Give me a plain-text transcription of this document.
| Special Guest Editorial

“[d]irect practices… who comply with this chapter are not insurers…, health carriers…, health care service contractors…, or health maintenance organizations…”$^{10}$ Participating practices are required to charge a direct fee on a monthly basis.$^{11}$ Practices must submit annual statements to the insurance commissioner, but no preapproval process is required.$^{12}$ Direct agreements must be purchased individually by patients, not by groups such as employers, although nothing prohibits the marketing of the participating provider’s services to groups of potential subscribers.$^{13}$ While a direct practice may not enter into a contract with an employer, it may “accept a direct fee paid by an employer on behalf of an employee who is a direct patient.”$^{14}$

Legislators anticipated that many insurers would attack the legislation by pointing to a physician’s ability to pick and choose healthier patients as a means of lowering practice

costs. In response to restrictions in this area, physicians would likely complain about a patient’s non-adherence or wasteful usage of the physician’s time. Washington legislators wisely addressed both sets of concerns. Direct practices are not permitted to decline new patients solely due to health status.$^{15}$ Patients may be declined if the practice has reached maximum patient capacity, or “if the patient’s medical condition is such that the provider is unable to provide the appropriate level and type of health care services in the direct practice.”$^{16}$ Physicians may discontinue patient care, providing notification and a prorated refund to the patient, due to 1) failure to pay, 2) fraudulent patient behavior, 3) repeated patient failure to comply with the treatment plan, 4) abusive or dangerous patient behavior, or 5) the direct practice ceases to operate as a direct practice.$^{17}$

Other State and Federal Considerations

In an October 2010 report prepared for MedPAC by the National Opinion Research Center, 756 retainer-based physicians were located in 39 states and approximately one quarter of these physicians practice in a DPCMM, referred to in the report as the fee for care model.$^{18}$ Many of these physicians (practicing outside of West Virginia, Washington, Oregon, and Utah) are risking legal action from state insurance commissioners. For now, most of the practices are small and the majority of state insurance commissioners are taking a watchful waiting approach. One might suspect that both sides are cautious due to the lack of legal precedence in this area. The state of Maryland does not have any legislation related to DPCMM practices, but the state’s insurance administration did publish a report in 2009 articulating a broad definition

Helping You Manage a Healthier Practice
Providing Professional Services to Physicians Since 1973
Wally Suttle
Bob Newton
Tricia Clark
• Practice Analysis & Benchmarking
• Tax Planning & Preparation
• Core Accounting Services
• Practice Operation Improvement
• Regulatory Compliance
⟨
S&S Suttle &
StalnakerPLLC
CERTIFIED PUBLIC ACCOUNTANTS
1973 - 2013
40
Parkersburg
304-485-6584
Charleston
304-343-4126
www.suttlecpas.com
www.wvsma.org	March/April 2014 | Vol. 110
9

**Assignment:** Where a line of the data holds the word "insurers", copy that line.

**Exercise solution:**
“[d]irect practices… who comply with this chapter are not insurers…, health carriers…, health care service contractors…, or health maintenance organizations…”$^{10}$ Participating practices are required to charge a direct fee on a monthly basis.$^{11}$ Practices must submit annual statements to the insurance commissioner, but no preapproval process is required.$^{12}$ Direct agreements must be purchased individually by patients, not by groups such as employers, although nothing prohibits the marketing of the participating provider’s services to groups of potential subscribers.$^{13}$ While a direct practice may not enter into a contract with an employer, it may “accept a direct fee paid by an employer on behalf of an employee who is a direct patient.”$^{14}$
Legislators anticipated that many insurers would attack the legislation by pointing to a physician’s ability to pick and choose healthier patients as a means of lowering practice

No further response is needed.